= Supplied records =
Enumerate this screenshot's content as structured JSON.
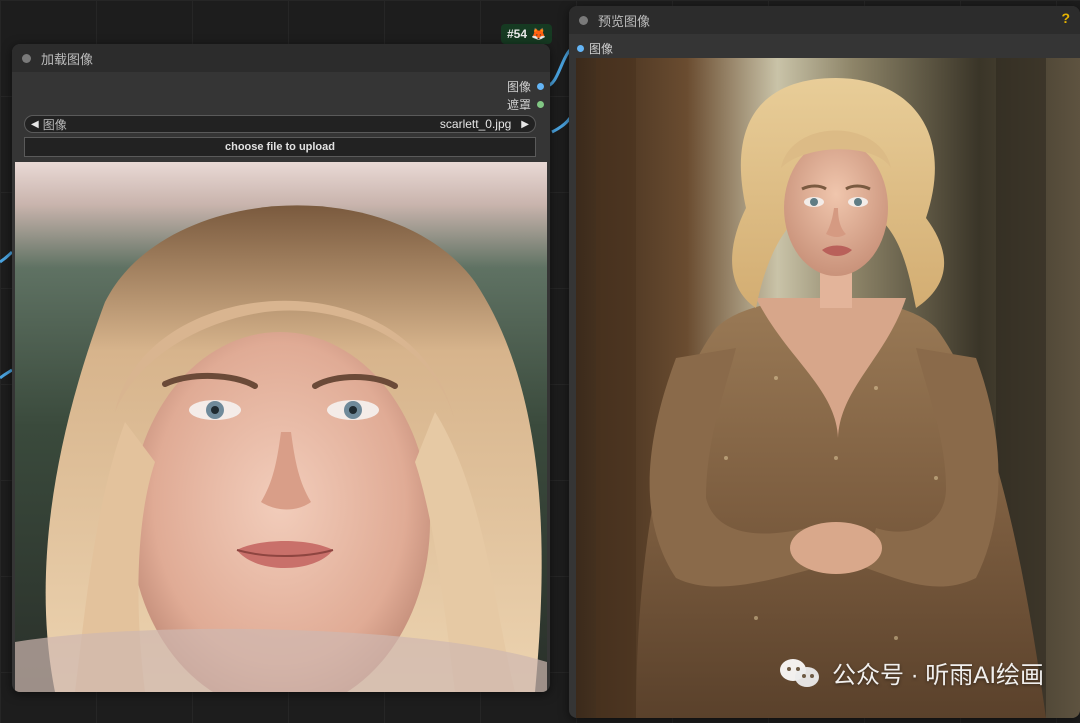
{
  "load_node": {
    "title": "加载图像",
    "outputs": [
      {
        "label": "图像",
        "color": "#64b5f6"
      },
      {
        "label": "遮罩",
        "color": "#81c784"
      }
    ],
    "image_widget": {
      "label": "图像",
      "value": "scarlett_0.jpg",
      "left_arrow": "◀",
      "right_arrow": "▶"
    },
    "upload_button": "choose file to upload",
    "badge": {
      "text": "#54",
      "icon": "fox-icon"
    }
  },
  "preview_node": {
    "title": "预览图像",
    "input_label": "图像",
    "input_color": "#64b5f6",
    "help": "?"
  },
  "watermark": {
    "text": "公众号 · 听雨AI绘画",
    "icon": "wechat-icon"
  },
  "colors": {
    "link": "#4aa3df",
    "canvas": "#1d1d1d",
    "node_body": "#353535",
    "node_title": "#2c2c2c",
    "badge_bg": "#163a22"
  }
}
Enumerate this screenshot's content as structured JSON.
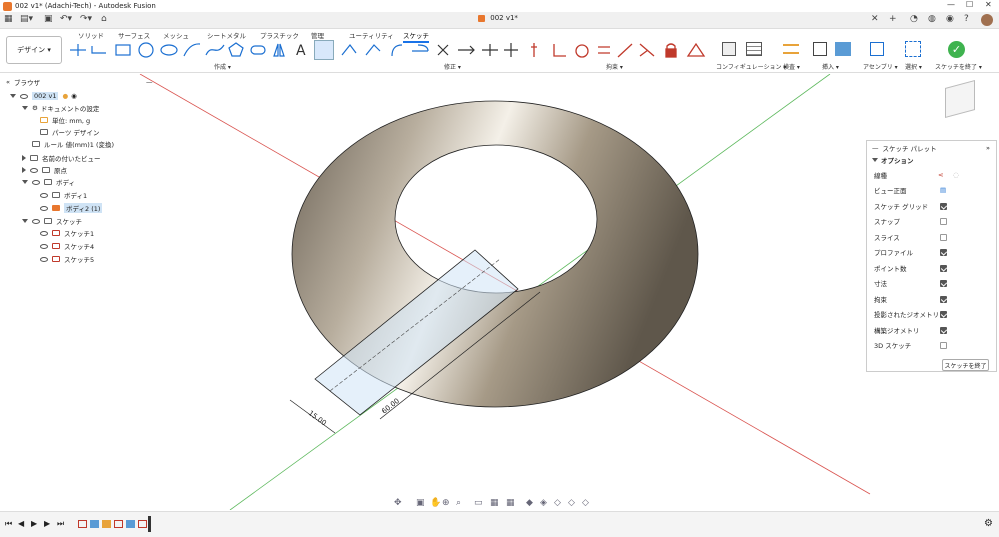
{
  "window": {
    "title": "002 v1* (Adachi-Tech) - Autodesk Fusion",
    "doc_tab": "002 v1*"
  },
  "ribbon": {
    "workspace": "デザイン",
    "tabs": [
      "ソリッド",
      "サーフェス",
      "メッシュ",
      "シートメタル",
      "プラスチック",
      "管理",
      "ユーティリティ",
      "スケッチ"
    ],
    "active_tab": "スケッチ",
    "groups": [
      "作成 ▾",
      "修正 ▾",
      "拘束 ▾",
      "コンフィギュレーション ▾",
      "検査 ▾",
      "挿入 ▾",
      "アセンブリ ▾",
      "選択 ▾",
      "スケッチを終了 ▾"
    ],
    "accent": "#1a73e8"
  },
  "browser": {
    "title": "ブラウザ",
    "items": [
      {
        "label": "002 v1"
      },
      {
        "label": "ドキュメントの設定"
      },
      {
        "label": "単位: mm, g"
      },
      {
        "label": "パーツ デザイン"
      },
      {
        "label": "ルール 値(mm)1 (変換)"
      },
      {
        "label": "名前の付いたビュー"
      },
      {
        "label": "原点"
      },
      {
        "label": "ボディ"
      },
      {
        "label": "ボディ1"
      },
      {
        "label": "ボディ2 (1)"
      },
      {
        "label": "スケッチ"
      },
      {
        "label": "スケッチ1"
      },
      {
        "label": "スケッチ4"
      },
      {
        "label": "スケッチ5"
      }
    ]
  },
  "palette": {
    "title": "スケッチ パレット",
    "section": "オプション",
    "rows": [
      {
        "label": "線種"
      },
      {
        "label": "ビュー正面"
      },
      {
        "label": "スケッチ グリッド",
        "checked": true
      },
      {
        "label": "スナップ",
        "checked": false
      },
      {
        "label": "スライス",
        "checked": false
      },
      {
        "label": "プロファイル",
        "checked": true
      },
      {
        "label": "ポイント数",
        "checked": true
      },
      {
        "label": "寸法",
        "checked": true
      },
      {
        "label": "拘束",
        "checked": true
      },
      {
        "label": "投影されたジオメトリ",
        "checked": true
      },
      {
        "label": "構築ジオメトリ",
        "checked": true
      },
      {
        "label": "3D スケッチ",
        "checked": false
      }
    ],
    "finish_button": "スケッチを終了"
  },
  "viewport": {
    "dims": [
      "15.00",
      "60.00"
    ],
    "axis_red": "#d9534f",
    "axis_green": "#5cb85c",
    "profile_fill": "#cfe3f5"
  }
}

= Exercise instructions =
Transcribe all entries above exactly. Drop the pictures.

= Task output =
Enumerate this screenshot's content as structured JSON.
{
  "load_node": {
    "title": "加载图像",
    "outputs": [
      {
        "label": "图像",
        "color": "#64b5f6"
      },
      {
        "label": "遮罩",
        "color": "#81c784"
      }
    ],
    "image_widget": {
      "label": "图像",
      "value": "scarlett_0.jpg",
      "left_arrow": "◀",
      "right_arrow": "▶"
    },
    "upload_button": "choose file to upload",
    "badge": {
      "text": "#54",
      "icon": "fox-icon"
    }
  },
  "preview_node": {
    "title": "预览图像",
    "input_label": "图像",
    "input_color": "#64b5f6",
    "help": "?"
  },
  "watermark": {
    "text": "公众号 · 听雨AI绘画",
    "icon": "wechat-icon"
  },
  "colors": {
    "link": "#4aa3df",
    "canvas": "#1d1d1d",
    "node_body": "#353535",
    "node_title": "#2c2c2c",
    "badge_bg": "#163a22"
  }
}
Enumerate this screenshot's content as structured JSON.
{
  "window": {
    "title": "002 v1* (Adachi-Tech) - Autodesk Fusion",
    "doc_tab": "002 v1*"
  },
  "ribbon": {
    "workspace": "デザイン",
    "tabs": [
      "ソリッド",
      "サーフェス",
      "メッシュ",
      "シートメタル",
      "プラスチック",
      "管理",
      "ユーティリティ",
      "スケッチ"
    ],
    "active_tab": "スケッチ",
    "groups": [
      "作成 ▾",
      "修正 ▾",
      "拘束 ▾",
      "コンフィギュレーション ▾",
      "検査 ▾",
      "挿入 ▾",
      "アセンブリ ▾",
      "選択 ▾",
      "スケッチを終了 ▾"
    ],
    "accent": "#1a73e8"
  },
  "browser": {
    "title": "ブラウザ",
    "items": [
      {
        "label": "002 v1"
      },
      {
        "label": "ドキュメントの設定"
      },
      {
        "label": "単位: mm, g"
      },
      {
        "label": "パーツ デザイン"
      },
      {
        "label": "ルール 値(mm)1 (変換)"
      },
      {
        "label": "名前の付いたビュー"
      },
      {
        "label": "原点"
      },
      {
        "label": "ボディ"
      },
      {
        "label": "ボディ1"
      },
      {
        "label": "ボディ2 (1)"
      },
      {
        "label": "スケッチ"
      },
      {
        "label": "スケッチ1"
      },
      {
        "label": "スケッチ4"
      },
      {
        "label": "スケッチ5"
      }
    ]
  },
  "palette": {
    "title": "スケッチ パレット",
    "section": "オプション",
    "rows": [
      {
        "label": "線種"
      },
      {
        "label": "ビュー正面"
      },
      {
        "label": "スケッチ グリッド",
        "checked": true
      },
      {
        "label": "スナップ",
        "checked": false
      },
      {
        "label": "スライス",
        "checked": false
      },
      {
        "label": "プロファイル",
        "checked": true
      },
      {
        "label": "ポイント数",
        "checked": true
      },
      {
        "label": "寸法",
        "checked": true
      },
      {
        "label": "拘束",
        "checked": true
      },
      {
        "label": "投影されたジオメトリ",
        "checked": true
      },
      {
        "label": "構築ジオメトリ",
        "checked": true
      },
      {
        "label": "3D スケッチ",
        "checked": false
      }
    ],
    "finish_button": "スケッチを終了"
  },
  "viewport": {
    "dims": [
      "15.00",
      "60.00"
    ],
    "axis_red": "#d9534f",
    "axis_green": "#5cb85c",
    "profile_fill": "#cfe3f5"
  }
}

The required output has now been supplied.